Task to carry out
Identify and pull out each line of the entries in which "Ginseng" occurs.

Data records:
• • • •

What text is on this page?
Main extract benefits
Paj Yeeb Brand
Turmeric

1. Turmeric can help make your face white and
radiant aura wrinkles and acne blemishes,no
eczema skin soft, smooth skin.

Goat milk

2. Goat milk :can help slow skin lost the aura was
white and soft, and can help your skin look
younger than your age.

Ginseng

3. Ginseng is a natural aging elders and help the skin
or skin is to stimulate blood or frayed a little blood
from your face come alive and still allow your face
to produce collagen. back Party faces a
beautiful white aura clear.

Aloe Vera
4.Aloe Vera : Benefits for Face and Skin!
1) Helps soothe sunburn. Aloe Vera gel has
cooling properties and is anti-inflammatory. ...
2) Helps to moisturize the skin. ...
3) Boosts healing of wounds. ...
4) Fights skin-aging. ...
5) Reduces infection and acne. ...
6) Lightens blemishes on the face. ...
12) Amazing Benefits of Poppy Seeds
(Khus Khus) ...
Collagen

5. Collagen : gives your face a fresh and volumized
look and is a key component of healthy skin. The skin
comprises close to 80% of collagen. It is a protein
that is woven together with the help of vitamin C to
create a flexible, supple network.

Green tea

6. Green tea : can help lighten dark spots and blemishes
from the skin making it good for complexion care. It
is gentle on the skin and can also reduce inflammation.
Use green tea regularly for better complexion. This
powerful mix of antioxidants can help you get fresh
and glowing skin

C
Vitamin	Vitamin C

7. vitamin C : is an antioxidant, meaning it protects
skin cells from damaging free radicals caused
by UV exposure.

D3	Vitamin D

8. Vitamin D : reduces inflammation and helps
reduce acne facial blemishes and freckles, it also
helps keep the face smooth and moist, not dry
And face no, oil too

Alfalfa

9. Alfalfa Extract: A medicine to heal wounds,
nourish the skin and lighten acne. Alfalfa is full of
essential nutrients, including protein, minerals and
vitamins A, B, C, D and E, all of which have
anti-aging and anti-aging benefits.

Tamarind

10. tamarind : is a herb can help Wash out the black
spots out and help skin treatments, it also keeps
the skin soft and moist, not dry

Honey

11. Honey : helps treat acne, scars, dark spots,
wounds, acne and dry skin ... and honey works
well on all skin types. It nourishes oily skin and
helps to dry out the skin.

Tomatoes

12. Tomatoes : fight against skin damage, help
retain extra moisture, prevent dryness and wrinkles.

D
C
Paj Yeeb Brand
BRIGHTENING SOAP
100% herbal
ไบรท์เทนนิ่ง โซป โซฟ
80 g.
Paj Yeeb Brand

• • • •

Solution for this task
Ginseng
3. Ginseng is a natural aging elders and help the skin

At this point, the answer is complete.